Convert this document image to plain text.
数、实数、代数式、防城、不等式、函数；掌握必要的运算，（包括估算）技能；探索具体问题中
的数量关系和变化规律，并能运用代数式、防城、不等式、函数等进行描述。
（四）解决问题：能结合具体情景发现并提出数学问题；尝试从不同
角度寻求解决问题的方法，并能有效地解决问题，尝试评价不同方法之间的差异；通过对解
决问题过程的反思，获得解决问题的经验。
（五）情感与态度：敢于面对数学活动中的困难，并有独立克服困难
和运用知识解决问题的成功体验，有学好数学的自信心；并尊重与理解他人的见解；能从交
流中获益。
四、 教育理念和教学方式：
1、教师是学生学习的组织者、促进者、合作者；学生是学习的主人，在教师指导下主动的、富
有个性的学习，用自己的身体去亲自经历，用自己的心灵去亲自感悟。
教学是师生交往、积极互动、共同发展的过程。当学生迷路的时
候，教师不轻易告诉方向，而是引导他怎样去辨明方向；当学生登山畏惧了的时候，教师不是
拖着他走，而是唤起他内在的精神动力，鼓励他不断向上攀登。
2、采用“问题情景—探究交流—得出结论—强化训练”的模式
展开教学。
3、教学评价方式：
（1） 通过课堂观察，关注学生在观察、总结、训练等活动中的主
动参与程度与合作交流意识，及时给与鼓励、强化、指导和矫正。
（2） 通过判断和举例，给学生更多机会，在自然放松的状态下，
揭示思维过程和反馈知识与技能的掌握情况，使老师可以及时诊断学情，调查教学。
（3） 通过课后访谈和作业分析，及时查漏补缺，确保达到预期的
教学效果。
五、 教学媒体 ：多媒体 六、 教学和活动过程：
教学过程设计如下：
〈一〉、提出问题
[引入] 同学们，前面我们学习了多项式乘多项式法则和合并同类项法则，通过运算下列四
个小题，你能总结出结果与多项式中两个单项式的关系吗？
※ ※ ※
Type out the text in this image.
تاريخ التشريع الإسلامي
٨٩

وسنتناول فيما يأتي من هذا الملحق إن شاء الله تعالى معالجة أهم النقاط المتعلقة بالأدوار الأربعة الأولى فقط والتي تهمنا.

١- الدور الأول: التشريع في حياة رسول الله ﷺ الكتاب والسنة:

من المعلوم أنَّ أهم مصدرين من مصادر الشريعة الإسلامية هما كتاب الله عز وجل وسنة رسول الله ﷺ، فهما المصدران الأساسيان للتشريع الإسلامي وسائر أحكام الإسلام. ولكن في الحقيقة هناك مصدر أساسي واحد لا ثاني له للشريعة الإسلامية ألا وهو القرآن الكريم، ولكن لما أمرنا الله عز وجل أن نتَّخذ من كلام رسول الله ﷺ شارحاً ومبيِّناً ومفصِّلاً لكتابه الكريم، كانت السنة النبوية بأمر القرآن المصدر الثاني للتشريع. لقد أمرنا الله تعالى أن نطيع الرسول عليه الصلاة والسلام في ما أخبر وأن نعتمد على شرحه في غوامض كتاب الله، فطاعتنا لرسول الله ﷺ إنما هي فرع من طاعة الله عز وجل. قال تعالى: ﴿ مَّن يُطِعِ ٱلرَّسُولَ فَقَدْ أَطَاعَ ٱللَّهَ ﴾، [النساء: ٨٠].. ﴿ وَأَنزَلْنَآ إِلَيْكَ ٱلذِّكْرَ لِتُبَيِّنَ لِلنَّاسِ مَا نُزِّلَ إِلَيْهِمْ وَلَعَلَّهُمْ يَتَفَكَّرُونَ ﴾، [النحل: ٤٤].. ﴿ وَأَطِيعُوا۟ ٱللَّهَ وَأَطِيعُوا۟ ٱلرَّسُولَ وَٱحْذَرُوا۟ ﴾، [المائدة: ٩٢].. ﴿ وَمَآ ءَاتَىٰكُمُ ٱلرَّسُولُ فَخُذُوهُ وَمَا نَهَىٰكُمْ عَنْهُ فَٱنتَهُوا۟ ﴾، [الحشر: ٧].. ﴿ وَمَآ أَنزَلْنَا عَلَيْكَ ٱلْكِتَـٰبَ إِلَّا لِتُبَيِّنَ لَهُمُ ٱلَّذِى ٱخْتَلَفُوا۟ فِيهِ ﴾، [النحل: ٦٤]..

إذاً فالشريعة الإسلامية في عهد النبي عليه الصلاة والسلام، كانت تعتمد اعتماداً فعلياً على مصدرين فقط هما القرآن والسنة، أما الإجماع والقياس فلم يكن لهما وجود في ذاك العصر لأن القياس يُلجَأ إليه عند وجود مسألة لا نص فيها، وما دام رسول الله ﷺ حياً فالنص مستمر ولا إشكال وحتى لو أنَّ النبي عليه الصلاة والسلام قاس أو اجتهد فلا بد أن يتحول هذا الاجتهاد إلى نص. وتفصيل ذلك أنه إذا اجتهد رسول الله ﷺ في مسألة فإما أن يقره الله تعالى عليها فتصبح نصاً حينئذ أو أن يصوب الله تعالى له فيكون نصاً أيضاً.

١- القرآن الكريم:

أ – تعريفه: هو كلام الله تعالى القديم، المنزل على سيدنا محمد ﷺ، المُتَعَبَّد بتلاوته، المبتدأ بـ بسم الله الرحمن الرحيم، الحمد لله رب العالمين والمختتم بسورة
※ ※ ※
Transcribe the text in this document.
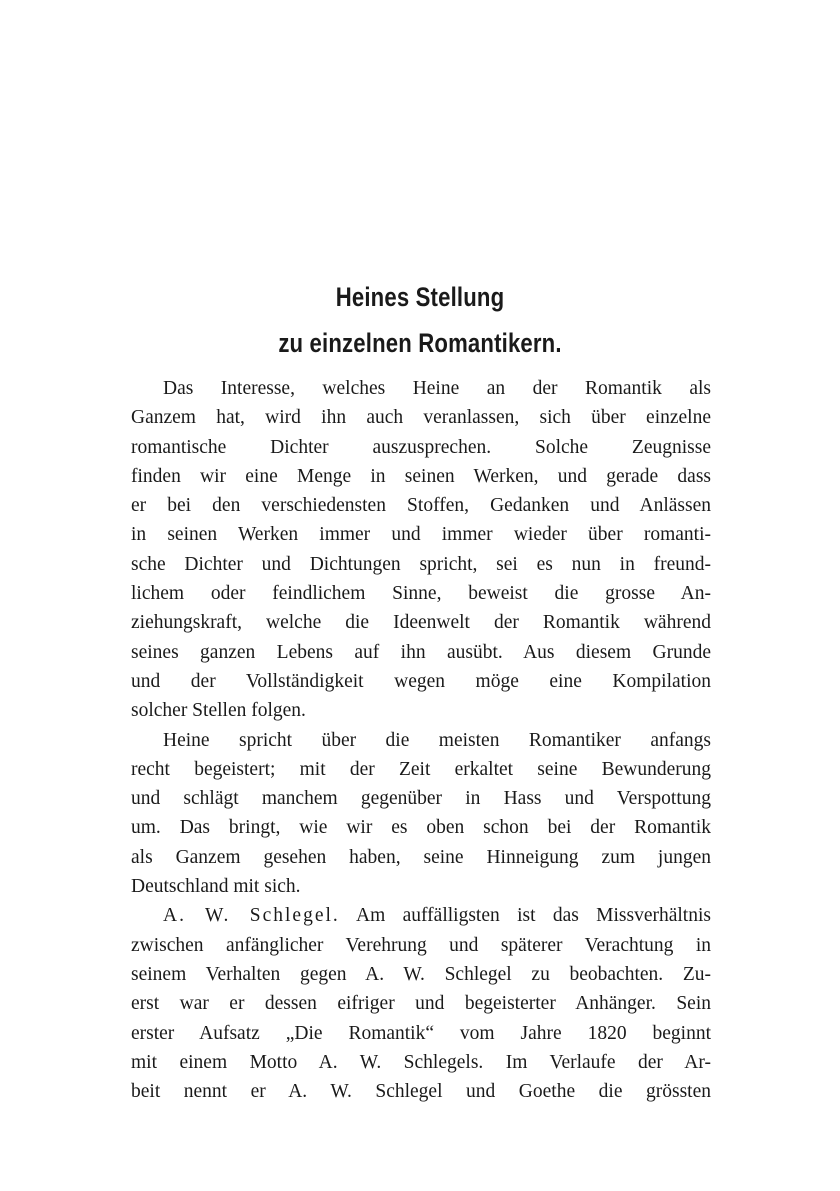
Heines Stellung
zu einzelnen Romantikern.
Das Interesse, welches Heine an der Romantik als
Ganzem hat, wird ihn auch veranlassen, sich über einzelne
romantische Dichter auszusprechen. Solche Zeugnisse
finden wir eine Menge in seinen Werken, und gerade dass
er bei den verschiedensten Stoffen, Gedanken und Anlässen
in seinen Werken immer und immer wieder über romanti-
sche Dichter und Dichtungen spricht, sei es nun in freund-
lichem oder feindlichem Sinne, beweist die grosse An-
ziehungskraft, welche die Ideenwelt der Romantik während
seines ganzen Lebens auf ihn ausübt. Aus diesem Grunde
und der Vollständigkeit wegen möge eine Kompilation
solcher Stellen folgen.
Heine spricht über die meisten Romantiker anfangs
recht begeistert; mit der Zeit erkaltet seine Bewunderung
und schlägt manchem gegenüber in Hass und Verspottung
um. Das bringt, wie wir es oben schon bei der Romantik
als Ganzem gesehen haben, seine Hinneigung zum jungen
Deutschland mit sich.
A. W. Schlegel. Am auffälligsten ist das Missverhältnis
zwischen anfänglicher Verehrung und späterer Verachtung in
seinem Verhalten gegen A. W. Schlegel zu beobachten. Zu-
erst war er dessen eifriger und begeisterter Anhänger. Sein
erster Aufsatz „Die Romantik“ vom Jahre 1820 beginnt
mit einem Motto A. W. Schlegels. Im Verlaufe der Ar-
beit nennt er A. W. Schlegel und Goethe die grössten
※ ※ ※
AIM: Count how many lines above contain the word "text". Reply with the number alone.

ANSWER TO THE EXERCISE: 3